# SUPPLIED PASSAGE
────

My relative in the nursing home could comply with those requirements without suffering an "undue burden." The Wisconsin law, on the other hand, would be too high a hurdle for her.

Posted by: Patrick_M | February 24, 2011 1:59 PM | Report abuse

@johnmarshall5446, who asked, "Exactly how can you disenfranchise someone who has a legitimate right to vote by asking them to prove their identity?" A reasonable question.

You can disenfranchise someone from voting by requiring them to provide identification by some means which is an unreasonable burden for them to provide. Now, what constitute a reasonable burden of proof becomes the argument, and the arguments on both sides of that question have been (sometimes vociferously) argued on these pages. Perhaps we can agree that discriminatory literacy tests and poll taxes are unreasonable (actually, unconstitutional) barriers to voting, whereas some sort of identity proof is not. But this is a question of "degree," not of "kind."

But rather than exhausting ourselves over this significant question, I think that the OTHER questions I asked are important, too, and the answers to all, taken together, help provide a solution. If there IS no evidence of voter fraud which justifies a change of rules, then apparently we should be in "if it ain't broke, don't fix it" mode, and current ID proof is sufficient. Gov. Walker wants to change the law. Has he proved it hasn't worked? Has he proved that his solution is better? I don't know, which is why I asked my questions.

I suspect we may come down on opposite sides of this issue, but I thank you nonetheless for not ranting.

Posted by: post_reader_in_wv | February 24, 2011 2:01 PM | Report abuse

illini:

You missed it, and I did not make it clear. I was quoting Patrick in the post above that one.

You and I have no disagreements.

Posted by: johnmarshall5446 | February 24, 2011 2:04 PM | Report abuse

The rich who own the republican party are VERY,VERY smart.
divided the large group(workers) by pitting them again each other, making smaller groups, and use them to held you pick themselfs off, group by group.
the smart get richer
an the dumb get poorer.

Posted by: dv1236 | February 24, 2011 2:09 PM | Report abuse

"Does the comparison of the difficulties in these voting patterns mean that the state is disenfranchising voters, and/or that the state should be legally required to provide transport?"

No, I don't think the state has any "legal" requirement to provide "transport" to people in rural areas whose polling places are distant. I am not concerned about what is legal or not legal in this discussion, I am simply addressing the validity of the argument that a tight id restriction will discourage certain segments of society that traditionally lean Democratic from participating in elections.

Take a look at the data in this study from the University of Wisconsin-Milwaukee Employment and Training Institute, about the persons who do not currently meet the requirements of the law:

http://www.brennancenter.org/page/-/d/download_file_50902.pdf

There simply is no evidence to support your statement that "The poor are in fact MORE likely to have a photo ID than some other classes...." The statistics show that the poor, the elderly, and students are the least likely persons to possess id that meets the very tight restrictions of the proposed law in Wisconsin.

────

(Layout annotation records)
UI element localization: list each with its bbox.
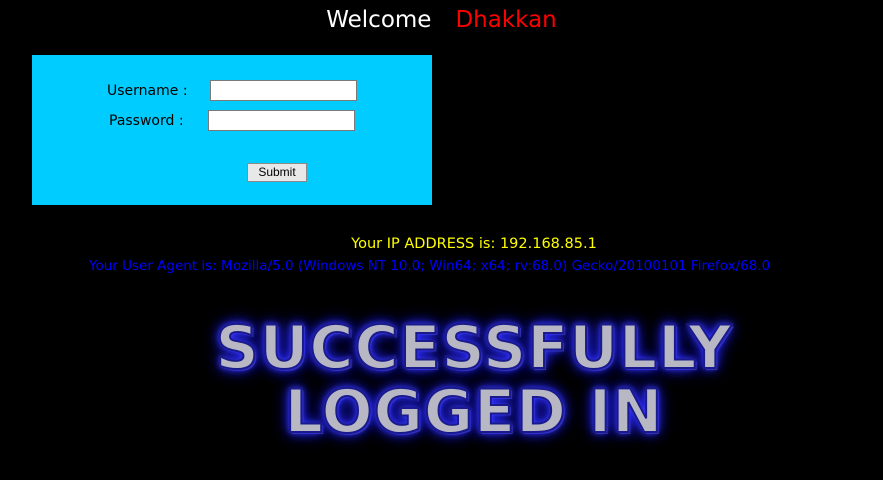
login-form: Username : Password : Submit <box>32 55 432 205</box>
welcome-text: Welcome <box>326 7 432 33</box>
user-agent-text: Your User Agent is: Mozilla/5.0 (Windows… <box>89 258 771 274</box>
password-input[interactable] <box>208 110 355 131</box>
welcome-user-name: Dhakkan <box>455 7 557 33</box>
success-banner: SUCCESSFULLY LOGGED IN <box>0 313 883 447</box>
success-line-2: LOGGED IN <box>284 377 664 447</box>
username-input[interactable] <box>210 80 357 101</box>
ip-address-text: Your IP ADDRESS is: 192.168.85.1 <box>351 236 597 252</box>
submit-button[interactable]: Submit <box>247 163 307 182</box>
welcome-heading: Welcome Dhakkan <box>0 4 883 36</box>
success-line-1: SUCCESSFULLY <box>215 313 733 383</box>
username-label: Username : <box>107 83 188 99</box>
password-label: Password : <box>109 113 184 129</box>
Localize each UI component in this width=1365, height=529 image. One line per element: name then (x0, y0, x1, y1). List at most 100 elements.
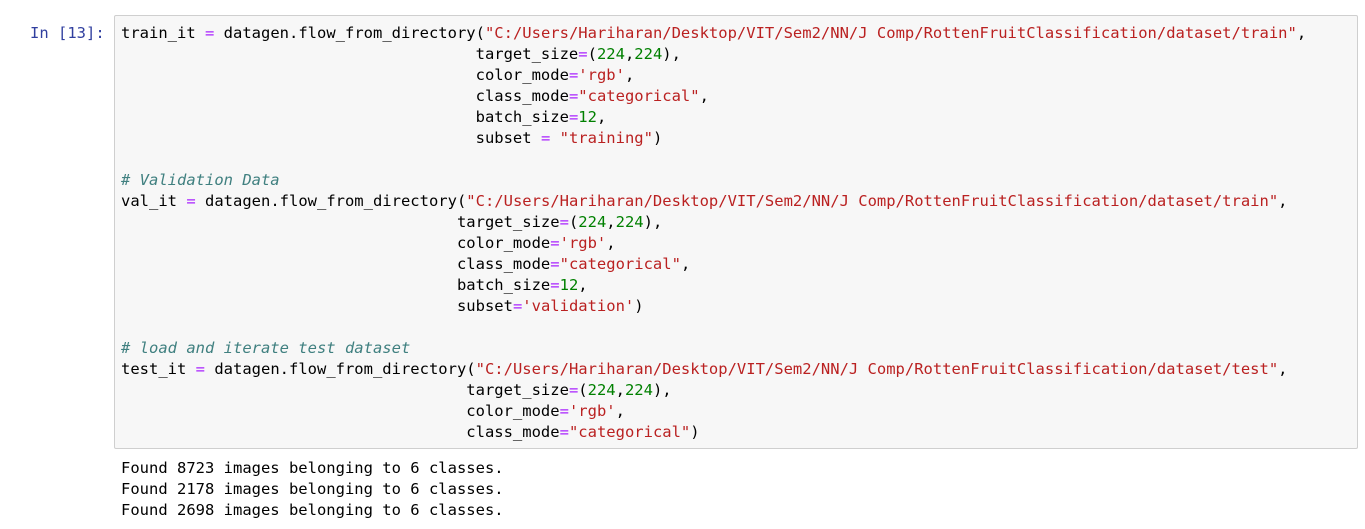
code-token: subset (121, 297, 513, 315)
code-token: class_mode (121, 423, 560, 441)
code-token: 'validation' (522, 297, 635, 315)
code-token: class_mode (121, 255, 551, 273)
code-cell-input[interactable]: train_it = datagen.flow_from_directory("… (114, 15, 1358, 449)
code-token: = (186, 192, 196, 210)
code-token: , (624, 45, 635, 63)
output-line: Found 2178 images belonging to 6 classes… (121, 480, 504, 498)
code-line: test_it = datagen.flow_from_directory("C… (121, 359, 1306, 380)
code-token: = (540, 129, 551, 147)
code-token: "C:/Users/Hariharan/Desktop/VIT/Sem2/NN/… (466, 192, 1279, 210)
code-line: class_mode="categorical", (121, 86, 1306, 107)
code-token: "C:/Users/Hariharan/Desktop/VIT/Sem2/NN/… (475, 360, 1279, 378)
code-token: target_size (121, 381, 569, 399)
code-token: 224 (634, 45, 663, 63)
code-token: = (512, 297, 523, 315)
code-line: # Validation Data (121, 170, 1306, 191)
code-token: color_mode (121, 402, 560, 420)
code-token: 224 (596, 45, 625, 63)
code-token: test_it (121, 360, 196, 378)
code-token: ) (652, 129, 663, 147)
code-token: = (205, 24, 215, 42)
code-line: class_mode="categorical") (121, 422, 1306, 443)
code-line: target_size=(224,224), (121, 380, 1306, 401)
code-token: 224 (615, 213, 644, 231)
code-token: 'rgb' (578, 66, 625, 84)
code-token: , (1296, 24, 1307, 42)
code-token: "training" (559, 129, 653, 147)
code-token: ) (634, 297, 644, 315)
code-token: = (568, 87, 579, 105)
code-token: ( (568, 213, 579, 231)
code-token: , (699, 87, 709, 105)
code-token: 'rgb' (559, 234, 607, 252)
code-token: = (559, 402, 569, 420)
code-token: 12 (578, 108, 597, 126)
code-line: val_it = datagen.flow_from_directory("C:… (121, 191, 1306, 212)
code-token: , (596, 108, 607, 126)
code-token: ) (690, 423, 700, 441)
code-token: ), (643, 213, 663, 231)
code-token: batch_size (121, 276, 551, 294)
code-token: ( (587, 45, 597, 63)
code-token: ), (662, 45, 681, 63)
code-line: batch_size=12, (121, 275, 1306, 296)
output-line: Found 2698 images belonging to 6 classes… (121, 501, 504, 519)
code-token: = (559, 213, 569, 231)
code-token: 224 (578, 213, 607, 231)
code-line: class_mode="categorical", (121, 254, 1306, 275)
code-token: = (195, 360, 205, 378)
code-token: batch_size (121, 108, 569, 126)
code-token: ), (652, 381, 672, 399)
code-token: subset (121, 129, 541, 147)
code-line: # load and iterate test dataset (121, 338, 1306, 359)
code-token: , (606, 234, 616, 252)
output-line: Found 8723 images belonging to 6 classes… (121, 459, 504, 477)
code-line: batch_size=12, (121, 107, 1306, 128)
code-token: , (1278, 192, 1288, 210)
code-token: ( (578, 381, 588, 399)
code-token: datagen.flow_from_directory( (195, 192, 467, 210)
code-line: target_size=(224,224), (121, 212, 1306, 233)
code-token: train_it (121, 24, 205, 42)
code-token: = (550, 234, 560, 252)
code-token: 'rgb' (568, 402, 616, 420)
input-prompt: In [13]: (30, 24, 105, 42)
code-token: # Validation Data (121, 171, 280, 189)
code-token: target_size (121, 45, 579, 63)
code-token: "categorical" (578, 87, 700, 105)
code-token: , (578, 276, 588, 294)
code-token: target_size (121, 213, 560, 231)
code-line: color_mode='rgb', (121, 401, 1306, 422)
code-token: 224 (587, 381, 616, 399)
code-token: "categorical" (568, 423, 691, 441)
code-token: color_mode (121, 234, 551, 252)
code-token: val_it (121, 192, 187, 210)
code-token: # load and iterate test dataset (121, 339, 411, 357)
code-token: , (615, 402, 625, 420)
code-token: datagen.flow_from_directory( (205, 360, 476, 378)
code-token: = (550, 276, 560, 294)
cell-output: Found 8723 images belonging to 6 classes… (121, 458, 504, 521)
code-token: , (624, 66, 635, 84)
code-token: 12 (559, 276, 579, 294)
code-token: 224 (624, 381, 653, 399)
code-token: "categorical" (559, 255, 681, 273)
code-token: , (615, 381, 625, 399)
code-editor[interactable]: train_it = datagen.flow_from_directory("… (121, 23, 1306, 443)
code-token: = (568, 108, 579, 126)
code-line: subset = "training") (121, 128, 1306, 149)
code-token: = (550, 255, 560, 273)
code-token: , (680, 255, 691, 273)
code-token: = (568, 381, 579, 399)
code-token: , (1278, 360, 1288, 378)
code-line: color_mode='rgb', (121, 233, 1306, 254)
code-token: "C:/Users/Hariharan/Desktop/VIT/Sem2/NN/… (484, 24, 1297, 42)
code-token: color_mode (121, 66, 569, 84)
code-token: class_mode (121, 87, 569, 105)
code-line: target_size=(224,224), (121, 44, 1306, 65)
code-line: color_mode='rgb', (121, 65, 1306, 86)
code-token: = (578, 45, 588, 63)
code-line: train_it = datagen.flow_from_directory("… (121, 23, 1306, 44)
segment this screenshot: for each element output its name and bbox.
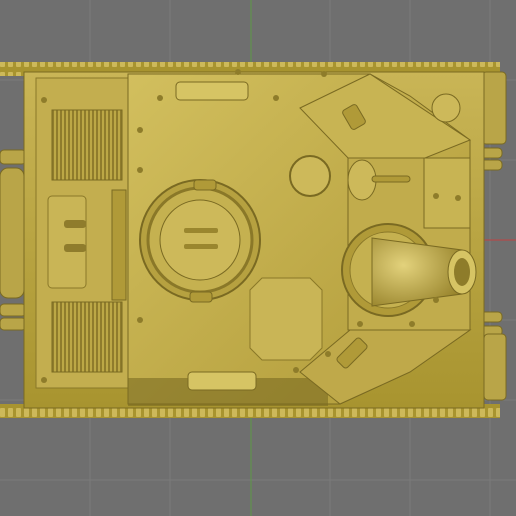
side-mount-left [0, 149, 27, 331]
tank-model[interactable] [0, 62, 507, 418]
3d-viewport[interactable] [0, 0, 516, 516]
viewport-canvas[interactable] [0, 0, 516, 516]
front-cap [431, 93, 461, 123]
commander-cupola[interactable] [139, 179, 261, 303]
engine-hatch-left [47, 195, 87, 289]
engine-vent-2 [64, 244, 86, 252]
engine-side-rail [111, 189, 127, 301]
hatch-handle-bottom [187, 371, 257, 391]
engine-grille-top [51, 109, 123, 181]
periscope-hatch [289, 155, 331, 197]
access-plate [249, 277, 323, 361]
engine-grille-bottom [51, 301, 123, 373]
engine-vent-1 [64, 220, 86, 228]
front-box [423, 157, 471, 229]
hatch-handle-top [175, 81, 249, 101]
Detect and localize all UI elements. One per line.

────

# STATED GOAL A
From the comment thread on the Wisconsin voter ID law, return the words starting at "http://www.brennancenter.org/page/-/d/download_file_50902.pdf" and ending at "law in Wisconsin.".
# STATED GOAL B
Extend the comment thread on the Wisconsin voter ID law past its final sentence.
These lines have nothing to do with the work here.

# FINAL ANSWER A
http://www.brennancenter.org/page/-/d/download_file_50902.pdf

There simply is no evidence to support your statement that "The poor are in fact MORE likely to have a photo ID than some other classes...." The statistics show that the poor, the elderly, and students are the least likely persons to possess id that meets the very tight restrictions of the proposed law in Wisconsin.

# FINAL ANSWER B
Posted by: Patrick_M | February 24, 2011 2:16 PM | Report abuse

Based on the idiotic, made up stuff coming from "johnmarshall" on this thread, the real John Marshall, who established the principal of judicial review (another shibboleth of rightwing nutjobs), is spinning in his grave.

Seriously, dude, you are one of the stupidest commenters I've ever come across. Go back and get your GED or something, and stop embarrassing yourself.

Posted by: brewmn | February 24, 2011 2:32 PM | Report abuse

"If there IS no evidence of voter fraud which justifies a change of rules, then apparently we should be in "if it ain't broke, don't fix it" mode, and current ID proof is sufficient. Gov. Walker wants to change the law. Has he proved it hasn't worked? Has he proved that his solution is better? I don't know, which is why I asked my questions."

post_reader_in_wv,

I have been trying to investigate what the voter fraud problem in Wisconsin might be that would justify Governor Walker adding millions to his deficit and going from being one of the easier states in which to cast a ballot to becoming the most difficult.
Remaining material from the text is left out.